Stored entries
------------------------------
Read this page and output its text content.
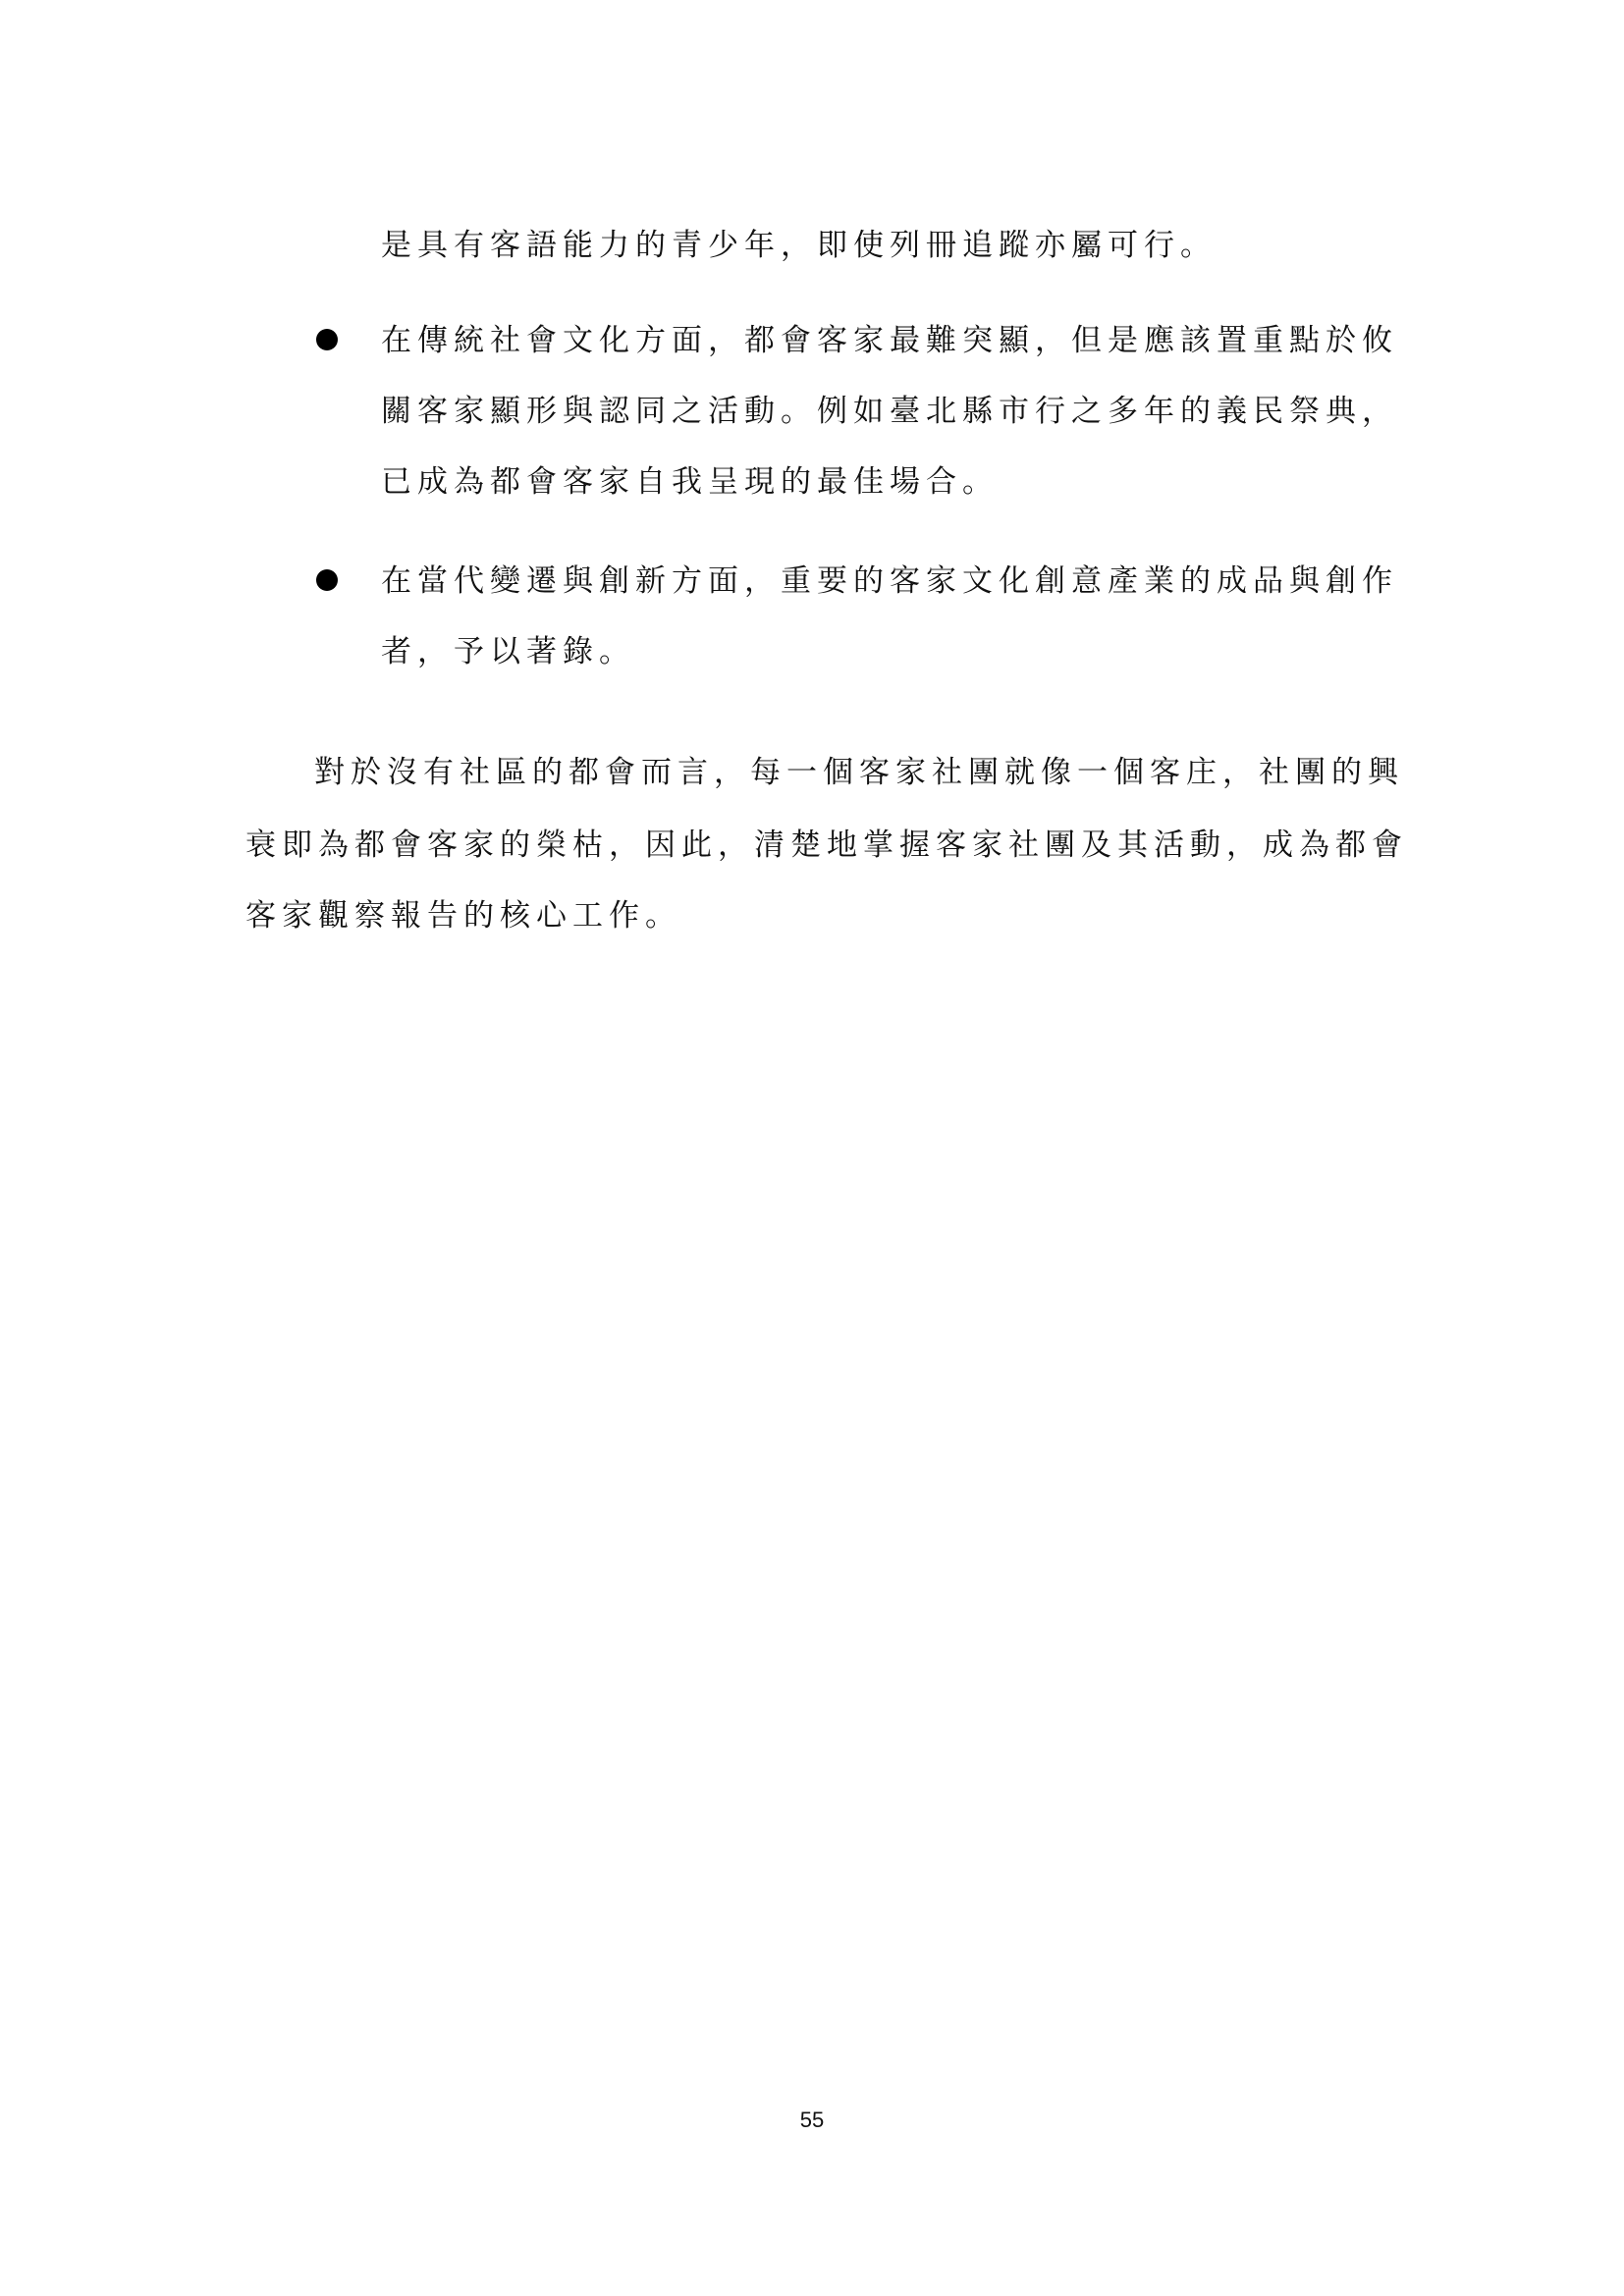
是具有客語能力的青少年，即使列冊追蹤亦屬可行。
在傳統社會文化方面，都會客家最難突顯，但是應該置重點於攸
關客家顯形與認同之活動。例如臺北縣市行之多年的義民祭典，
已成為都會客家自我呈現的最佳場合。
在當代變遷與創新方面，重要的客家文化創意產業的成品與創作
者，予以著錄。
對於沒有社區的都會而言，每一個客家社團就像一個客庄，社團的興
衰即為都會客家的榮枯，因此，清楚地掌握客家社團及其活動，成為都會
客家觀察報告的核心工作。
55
------------------------------
What you are asked to do: All preceding records should be duplicated verbatim, images excepted.

Exercise output:
Read this page and output its text content.
是具有客語能力的青少年，即使列冊追蹤亦屬可行。
在傳統社會文化方面，都會客家最難突顯，但是應該置重點於攸
關客家顯形與認同之活動。例如臺北縣市行之多年的義民祭典，
已成為都會客家自我呈現的最佳場合。
在當代變遷與創新方面，重要的客家文化創意產業的成品與創作
者，予以著錄。
對於沒有社區的都會而言，每一個客家社團就像一個客庄，社團的興
衰即為都會客家的榮枯，因此，清楚地掌握客家社團及其活動，成為都會
客家觀察報告的核心工作。
55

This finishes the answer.